[Annotated element listings, with boxes]
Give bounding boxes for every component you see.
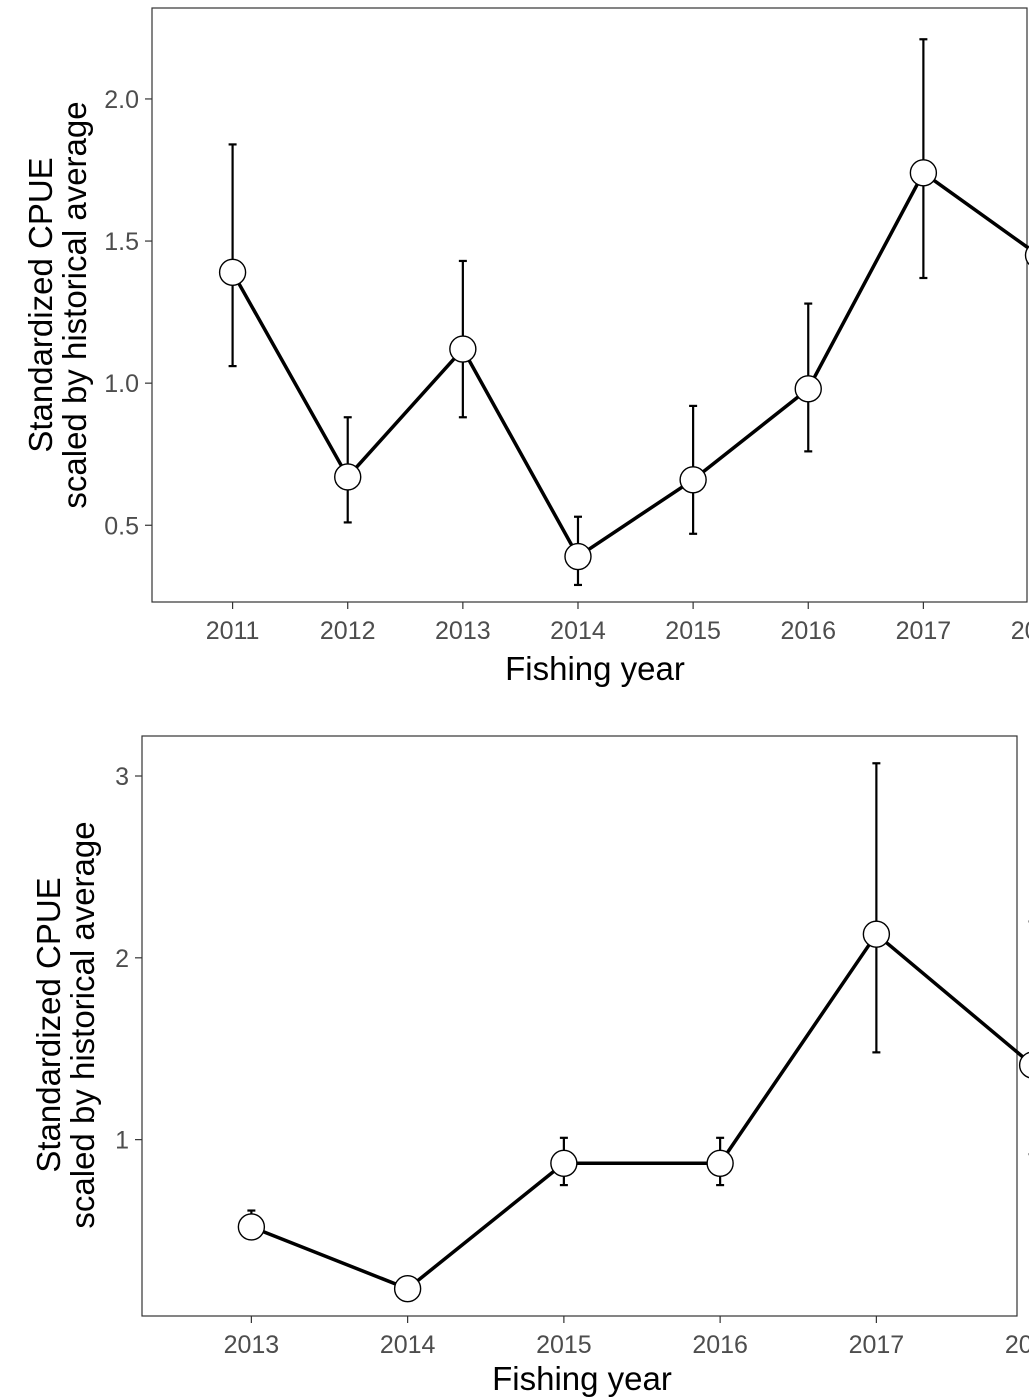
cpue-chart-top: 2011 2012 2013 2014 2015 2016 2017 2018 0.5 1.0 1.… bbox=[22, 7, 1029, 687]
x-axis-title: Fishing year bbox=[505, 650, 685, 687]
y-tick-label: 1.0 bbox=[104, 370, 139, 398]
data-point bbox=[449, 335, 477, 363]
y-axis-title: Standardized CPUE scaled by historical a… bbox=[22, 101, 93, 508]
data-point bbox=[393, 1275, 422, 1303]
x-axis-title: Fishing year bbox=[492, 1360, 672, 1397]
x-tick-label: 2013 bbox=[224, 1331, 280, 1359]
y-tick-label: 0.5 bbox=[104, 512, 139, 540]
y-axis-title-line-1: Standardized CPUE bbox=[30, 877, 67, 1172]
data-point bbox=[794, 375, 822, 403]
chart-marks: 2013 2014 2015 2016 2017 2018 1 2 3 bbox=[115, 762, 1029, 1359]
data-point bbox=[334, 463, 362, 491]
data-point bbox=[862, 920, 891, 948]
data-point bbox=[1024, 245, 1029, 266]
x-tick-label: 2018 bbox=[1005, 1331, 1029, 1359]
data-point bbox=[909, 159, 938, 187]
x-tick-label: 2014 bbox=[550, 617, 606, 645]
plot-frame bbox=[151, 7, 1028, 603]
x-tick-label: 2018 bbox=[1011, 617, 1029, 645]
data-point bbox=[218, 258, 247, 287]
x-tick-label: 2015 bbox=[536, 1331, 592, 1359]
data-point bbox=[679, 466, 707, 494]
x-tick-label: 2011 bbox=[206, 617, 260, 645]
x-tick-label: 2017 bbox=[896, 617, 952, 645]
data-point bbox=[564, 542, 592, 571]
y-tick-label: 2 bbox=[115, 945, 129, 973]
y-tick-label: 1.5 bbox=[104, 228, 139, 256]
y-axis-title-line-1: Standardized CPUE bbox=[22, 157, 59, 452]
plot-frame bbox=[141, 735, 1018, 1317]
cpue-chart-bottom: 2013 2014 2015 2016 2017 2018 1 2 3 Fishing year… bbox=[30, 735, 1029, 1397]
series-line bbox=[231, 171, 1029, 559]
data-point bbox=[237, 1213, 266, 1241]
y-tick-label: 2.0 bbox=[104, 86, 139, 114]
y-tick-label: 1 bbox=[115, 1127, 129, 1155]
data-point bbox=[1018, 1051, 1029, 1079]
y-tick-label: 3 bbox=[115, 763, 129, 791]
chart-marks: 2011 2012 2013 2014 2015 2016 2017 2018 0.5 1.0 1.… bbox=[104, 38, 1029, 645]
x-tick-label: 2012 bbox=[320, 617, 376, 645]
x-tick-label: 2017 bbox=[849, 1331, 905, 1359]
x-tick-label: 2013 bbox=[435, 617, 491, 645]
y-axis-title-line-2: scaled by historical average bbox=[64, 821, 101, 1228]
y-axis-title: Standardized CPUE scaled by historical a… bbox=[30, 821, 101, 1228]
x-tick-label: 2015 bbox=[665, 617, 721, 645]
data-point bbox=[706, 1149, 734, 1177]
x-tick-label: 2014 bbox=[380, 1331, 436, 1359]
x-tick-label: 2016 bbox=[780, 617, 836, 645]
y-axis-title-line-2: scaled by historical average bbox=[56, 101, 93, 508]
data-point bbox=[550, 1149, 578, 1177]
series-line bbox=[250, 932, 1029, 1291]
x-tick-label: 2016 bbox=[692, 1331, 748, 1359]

...

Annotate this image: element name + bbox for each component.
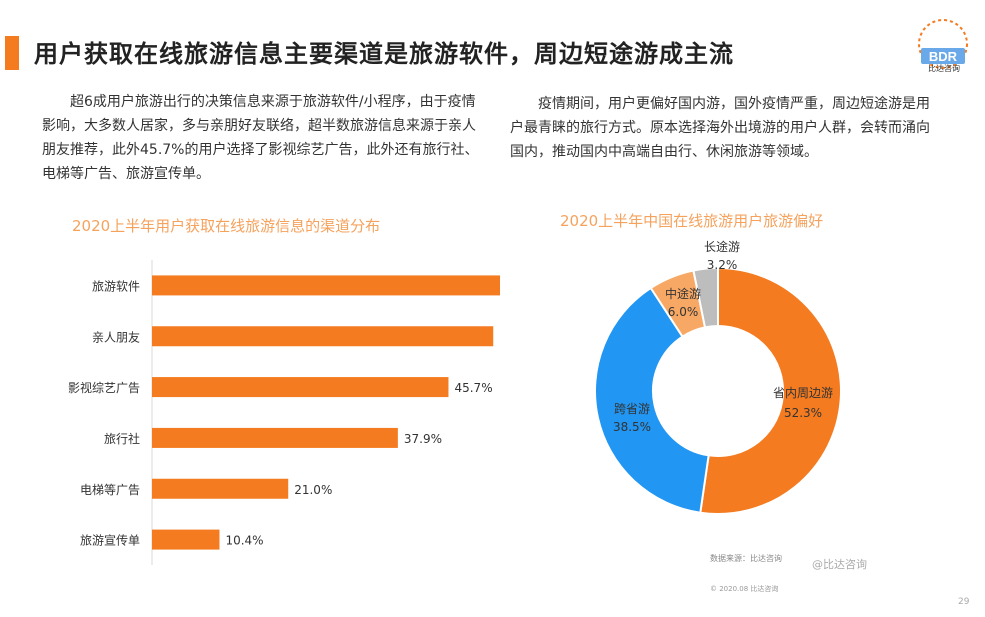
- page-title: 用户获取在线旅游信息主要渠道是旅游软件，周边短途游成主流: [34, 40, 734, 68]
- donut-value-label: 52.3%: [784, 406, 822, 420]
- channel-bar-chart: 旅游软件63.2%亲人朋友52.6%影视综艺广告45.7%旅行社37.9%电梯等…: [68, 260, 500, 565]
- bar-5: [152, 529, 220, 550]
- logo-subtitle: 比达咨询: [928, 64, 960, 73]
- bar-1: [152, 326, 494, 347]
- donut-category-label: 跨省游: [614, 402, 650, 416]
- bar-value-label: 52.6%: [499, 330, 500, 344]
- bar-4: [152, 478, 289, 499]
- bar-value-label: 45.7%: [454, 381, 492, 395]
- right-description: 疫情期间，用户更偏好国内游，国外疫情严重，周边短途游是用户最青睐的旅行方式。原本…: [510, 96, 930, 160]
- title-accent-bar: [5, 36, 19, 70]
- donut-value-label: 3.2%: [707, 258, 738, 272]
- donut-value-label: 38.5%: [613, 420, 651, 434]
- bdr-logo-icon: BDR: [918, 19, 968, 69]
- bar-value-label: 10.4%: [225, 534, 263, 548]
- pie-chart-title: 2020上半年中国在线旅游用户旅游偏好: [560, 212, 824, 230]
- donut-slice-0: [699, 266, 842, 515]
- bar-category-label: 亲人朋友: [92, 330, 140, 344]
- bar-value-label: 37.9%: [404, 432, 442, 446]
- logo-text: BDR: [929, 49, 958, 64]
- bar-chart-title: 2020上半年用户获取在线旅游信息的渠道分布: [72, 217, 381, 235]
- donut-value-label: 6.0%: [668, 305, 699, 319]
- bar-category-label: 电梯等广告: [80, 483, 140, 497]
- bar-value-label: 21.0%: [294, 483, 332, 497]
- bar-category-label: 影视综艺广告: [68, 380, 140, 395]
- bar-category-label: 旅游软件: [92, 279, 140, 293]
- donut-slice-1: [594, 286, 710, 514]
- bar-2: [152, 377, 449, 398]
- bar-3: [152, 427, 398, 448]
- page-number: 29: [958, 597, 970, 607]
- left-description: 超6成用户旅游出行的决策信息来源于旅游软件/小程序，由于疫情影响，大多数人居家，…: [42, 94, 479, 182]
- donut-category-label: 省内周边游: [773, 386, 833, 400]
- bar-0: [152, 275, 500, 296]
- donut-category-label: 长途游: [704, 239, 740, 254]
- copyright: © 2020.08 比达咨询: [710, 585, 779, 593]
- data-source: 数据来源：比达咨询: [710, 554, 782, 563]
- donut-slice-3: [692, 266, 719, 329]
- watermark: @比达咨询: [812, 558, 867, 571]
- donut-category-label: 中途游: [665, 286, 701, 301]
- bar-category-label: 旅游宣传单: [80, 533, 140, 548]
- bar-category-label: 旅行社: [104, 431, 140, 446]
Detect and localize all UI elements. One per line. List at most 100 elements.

→ TASK GOAL
Convert the lines from the one containing "- page-title: 用户获取在线旅游信息主要渠道是旅游软件，周边短途游成主流: [34, 40, 734, 68]" through the one containing "- bar-value-label: 45.7%: [454, 381, 492, 395]", both included, into a Markdown table with a Row column giving each line's number and a Line column giving its text. Leave out any blank lines.

→ SOLUTION TO THIS EXERCISE
| Row | Line |
|---|---|
| 1 | - page-title: 用户获取在线旅游信息主要渠道是旅游软件，周边短途游成主流: [34, 40, 734, 68] |
| 2 | - donut-value-label: 52.3%: [784, 406, 822, 420] |
| 3 | - channel-bar-chart: 旅游软件63.2%亲人朋友52.6%影视综艺广告45.7%旅行社37.9%电梯等…: [68, 260, 500, 565] |
| 4 | - bar-5: [152, 529, 220, 550] |
| 5 | - logo-subtitle: 比达咨询: [928, 64, 960, 73] |
| 6 | - bar-1: [152, 326, 494, 347] |
| 7 | - donut-category-label: 跨省游: [614, 402, 650, 416] |
| 8 | - bar-value-label: 52.6%: [499, 330, 500, 344] |
| 9 | - bar-4: [152, 478, 289, 499] |
| 10 | - bar-value-label: 45.7%: [454, 381, 492, 395] |